___ Dataset extract ___
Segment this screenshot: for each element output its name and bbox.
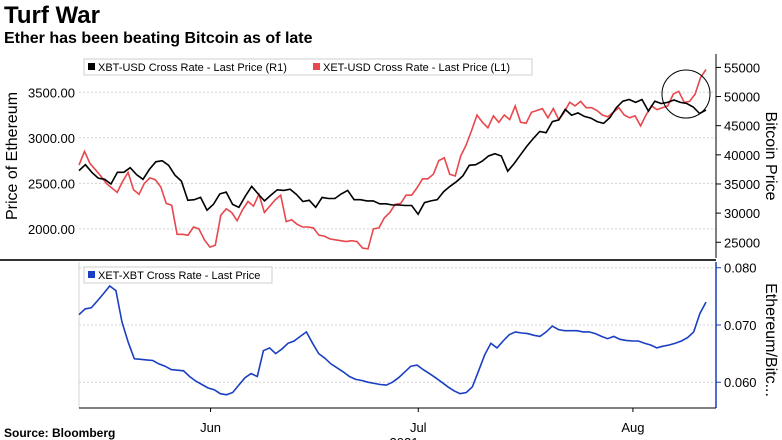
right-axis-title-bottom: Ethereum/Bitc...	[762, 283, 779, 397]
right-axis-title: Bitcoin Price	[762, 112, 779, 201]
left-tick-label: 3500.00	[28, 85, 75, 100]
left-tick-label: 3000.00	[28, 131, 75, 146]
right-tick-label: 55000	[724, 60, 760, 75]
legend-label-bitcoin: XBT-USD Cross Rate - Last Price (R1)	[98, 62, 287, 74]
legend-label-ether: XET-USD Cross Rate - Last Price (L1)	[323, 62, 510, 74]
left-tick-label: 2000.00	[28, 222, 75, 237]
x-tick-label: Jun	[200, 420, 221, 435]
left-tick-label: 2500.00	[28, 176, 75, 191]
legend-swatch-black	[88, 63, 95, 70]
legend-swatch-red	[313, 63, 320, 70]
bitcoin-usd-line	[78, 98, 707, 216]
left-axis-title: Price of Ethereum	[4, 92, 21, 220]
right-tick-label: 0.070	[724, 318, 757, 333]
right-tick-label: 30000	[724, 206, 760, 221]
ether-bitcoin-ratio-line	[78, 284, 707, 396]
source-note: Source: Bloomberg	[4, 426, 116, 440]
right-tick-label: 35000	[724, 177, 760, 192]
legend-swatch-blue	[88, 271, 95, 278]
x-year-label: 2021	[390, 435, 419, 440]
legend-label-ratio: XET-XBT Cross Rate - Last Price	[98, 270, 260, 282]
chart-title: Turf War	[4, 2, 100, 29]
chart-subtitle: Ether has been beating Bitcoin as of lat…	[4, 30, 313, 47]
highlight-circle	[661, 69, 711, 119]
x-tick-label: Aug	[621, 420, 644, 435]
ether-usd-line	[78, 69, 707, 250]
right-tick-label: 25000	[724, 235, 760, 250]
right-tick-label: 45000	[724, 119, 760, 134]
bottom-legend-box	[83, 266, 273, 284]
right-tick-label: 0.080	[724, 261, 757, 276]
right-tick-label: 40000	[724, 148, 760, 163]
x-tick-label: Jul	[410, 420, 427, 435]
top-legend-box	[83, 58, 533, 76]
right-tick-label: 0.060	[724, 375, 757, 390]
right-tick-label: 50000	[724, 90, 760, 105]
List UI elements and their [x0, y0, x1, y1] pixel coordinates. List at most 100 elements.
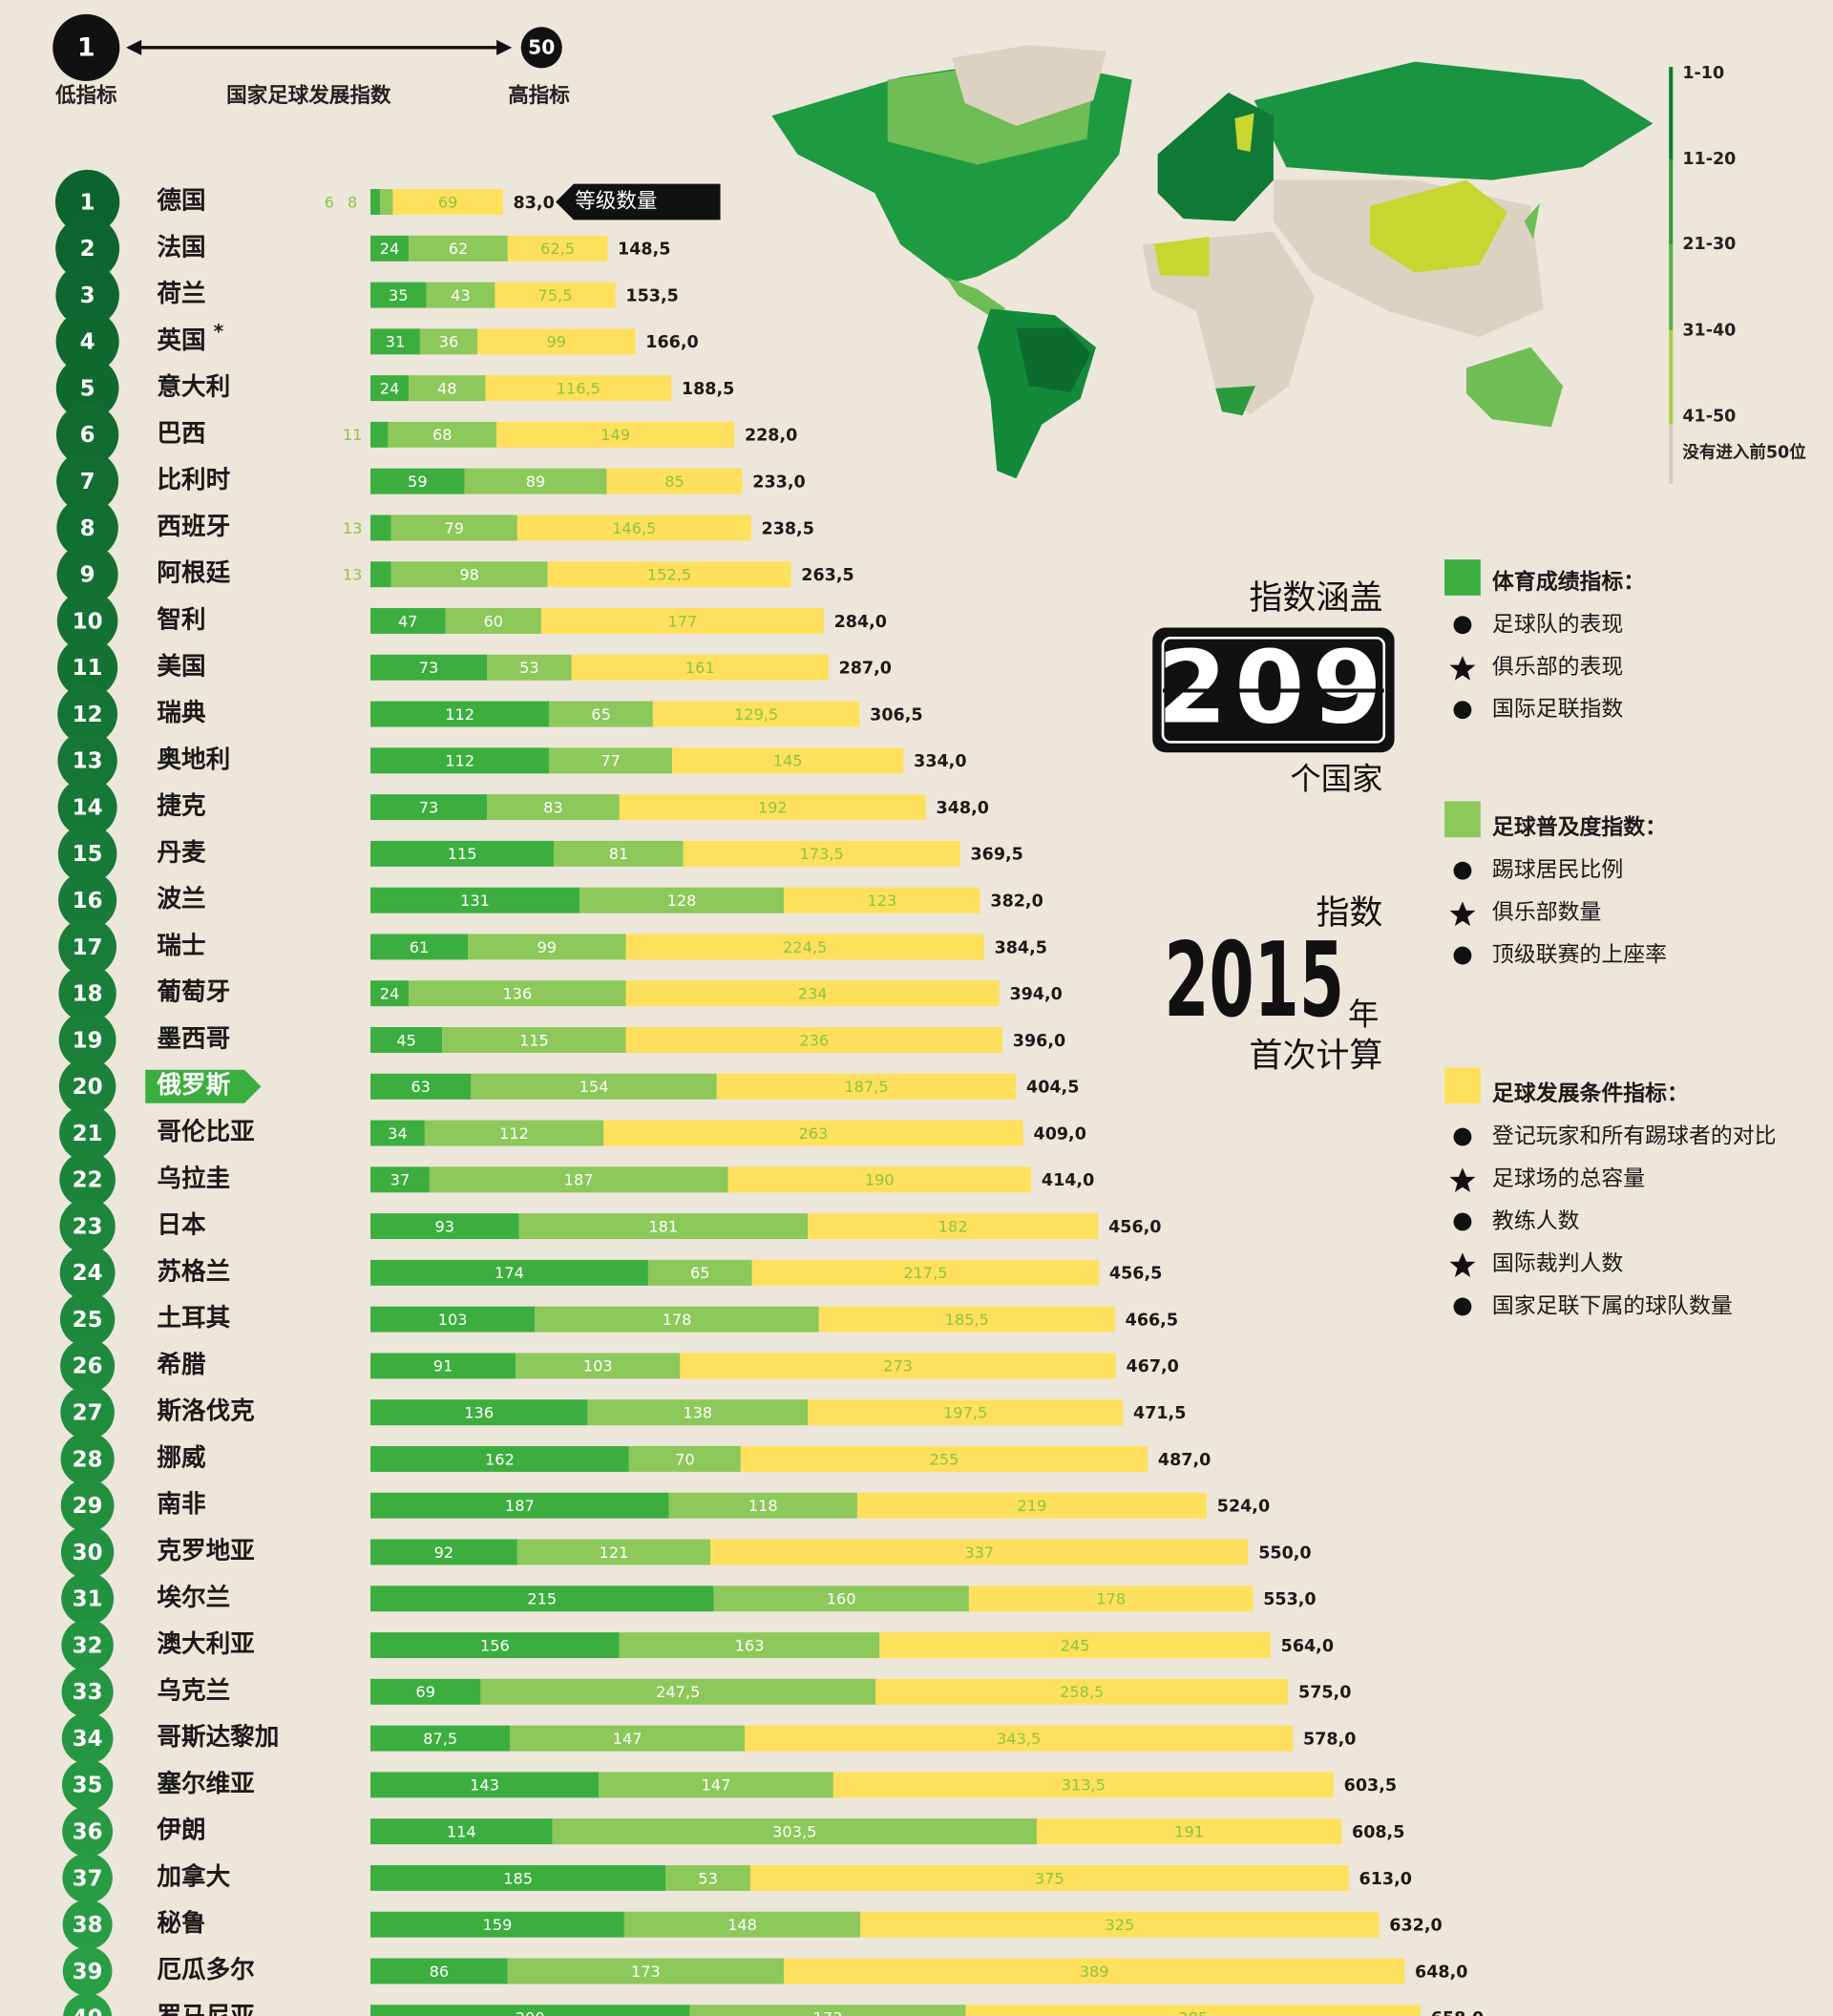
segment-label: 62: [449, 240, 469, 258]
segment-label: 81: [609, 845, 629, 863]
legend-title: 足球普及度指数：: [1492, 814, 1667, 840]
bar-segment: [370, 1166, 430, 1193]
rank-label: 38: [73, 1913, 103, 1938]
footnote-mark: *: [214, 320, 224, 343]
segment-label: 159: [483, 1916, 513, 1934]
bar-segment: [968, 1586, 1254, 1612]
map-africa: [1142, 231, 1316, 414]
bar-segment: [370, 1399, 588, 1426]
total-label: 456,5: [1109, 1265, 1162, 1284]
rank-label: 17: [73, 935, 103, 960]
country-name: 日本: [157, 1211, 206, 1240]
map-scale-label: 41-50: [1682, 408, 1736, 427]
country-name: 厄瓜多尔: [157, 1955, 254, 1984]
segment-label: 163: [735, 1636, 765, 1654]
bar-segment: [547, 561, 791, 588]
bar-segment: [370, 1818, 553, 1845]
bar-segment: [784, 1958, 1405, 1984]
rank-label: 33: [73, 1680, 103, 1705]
___
[Direction] Reproduce every line above as a numbered list, leaving out blank lines and the pictures.

[Response to this exercise]
1. Segment this screenshot: for each element output its name and bbox.
2. right-axis-title-bottom: Ethereum/Bitc...	[762, 283, 779, 397]
3. right-axis-title: Bitcoin Price	[762, 112, 779, 201]
4. left-tick-label: 3500.00	[28, 85, 75, 100]
5. left-tick-label: 3000.00	[28, 131, 75, 146]
6. right-tick-label: 55000	[724, 60, 760, 75]
7. legend-label-bitcoin: XBT-USD Cross Rate - Last Price (R1)	[98, 62, 287, 74]
8. legend-label-ether: XET-USD Cross Rate - Last Price (L1)	[323, 62, 510, 74]
9. left-tick-label: 2000.00	[28, 222, 75, 237]
10. x-tick-label: Jun	[200, 420, 221, 435]
11. left-tick-label: 2500.00	[28, 176, 75, 191]
12. legend-swatch-black	[88, 63, 95, 70]
13. legend-swatch-red	[313, 63, 320, 70]
14. bitcoin-usd-line	[78, 98, 707, 216]
15. left-axis-title: Price of Ethereum	[4, 92, 21, 220]
16. right-tick-label: 0.070	[724, 318, 757, 333]
17. right-tick-label: 30000	[724, 206, 760, 221]
18. ether-bitcoin-ratio-line	[78, 284, 707, 396]
19. source-note: Source: Bloomberg	[4, 426, 116, 440]
20. right-tick-label: 35000	[724, 177, 760, 192]
21. legend-swatch-blue	[88, 271, 95, 278]
22. x-year-label: 2021	[390, 435, 419, 440]
23. legend-label-ratio: XET-XBT Cross Rate - Last Price	[98, 270, 260, 282]
24. chart-title: Turf War	[4, 2, 100, 29]
25. chart-subtitle: Ether has been beating Bitcoin as of lat…	[4, 30, 313, 47]
26. highlight-circle	[661, 69, 711, 119]
27. x-tick-label: Aug	[621, 420, 644, 435]
28. ether-usd-line	[78, 69, 707, 250]
29. right-tick-label: 25000	[724, 235, 760, 250]
30. right-tick-label: 45000	[724, 119, 760, 134]
31. bottom-legend-box	[83, 266, 273, 284]
32. right-tick-label: 0.080	[724, 261, 757, 276]
33. right-tick-label: 40000	[724, 148, 760, 163]
34. x-tick-label: Jul	[410, 420, 427, 435]
35. top-legend-box	[83, 58, 533, 76]
36. right-tick-label: 0.060	[724, 375, 757, 390]
37. right-tick-label: 50000	[724, 90, 760, 105]
38. List UI elements and their [x0, y0, x1, y1] pixel coordinates. List at most 100 elements.
39. segment-label: 62: [449, 240, 469, 258]
40. segment-label: 81: [609, 845, 629, 863]
41. legend-title: 足球普及度指数：: [1492, 814, 1667, 840]
42. bar-segment: [370, 1166, 430, 1193]
43. rank-label: 38: [73, 1913, 103, 1938]
44. footnote-mark: *: [214, 320, 224, 343]
45. segment-label: 159: [483, 1916, 513, 1934]
46. bar-segment: [968, 1586, 1254, 1612]
47. map-africa: [1142, 231, 1316, 414]
48. bar-segment: [370, 1399, 588, 1426]
49. total-label: 456,5: [1109, 1265, 1162, 1284]
50. rank-label: 17: [73, 935, 103, 960]
51. country-name: 日本: [157, 1211, 206, 1240]
52. map-scale-label: 41-50: [1682, 408, 1736, 427]
53. country-name: 厄瓜多尔: [157, 1955, 254, 1984]
54. segment-label: 163: [735, 1636, 765, 1654]
55. bar-segment: [547, 561, 791, 588]
56. bar-segment: [370, 1818, 553, 1845]
57. bar-segment: [784, 1958, 1405, 1984]
58. rank-label: 33: [73, 1680, 103, 1705]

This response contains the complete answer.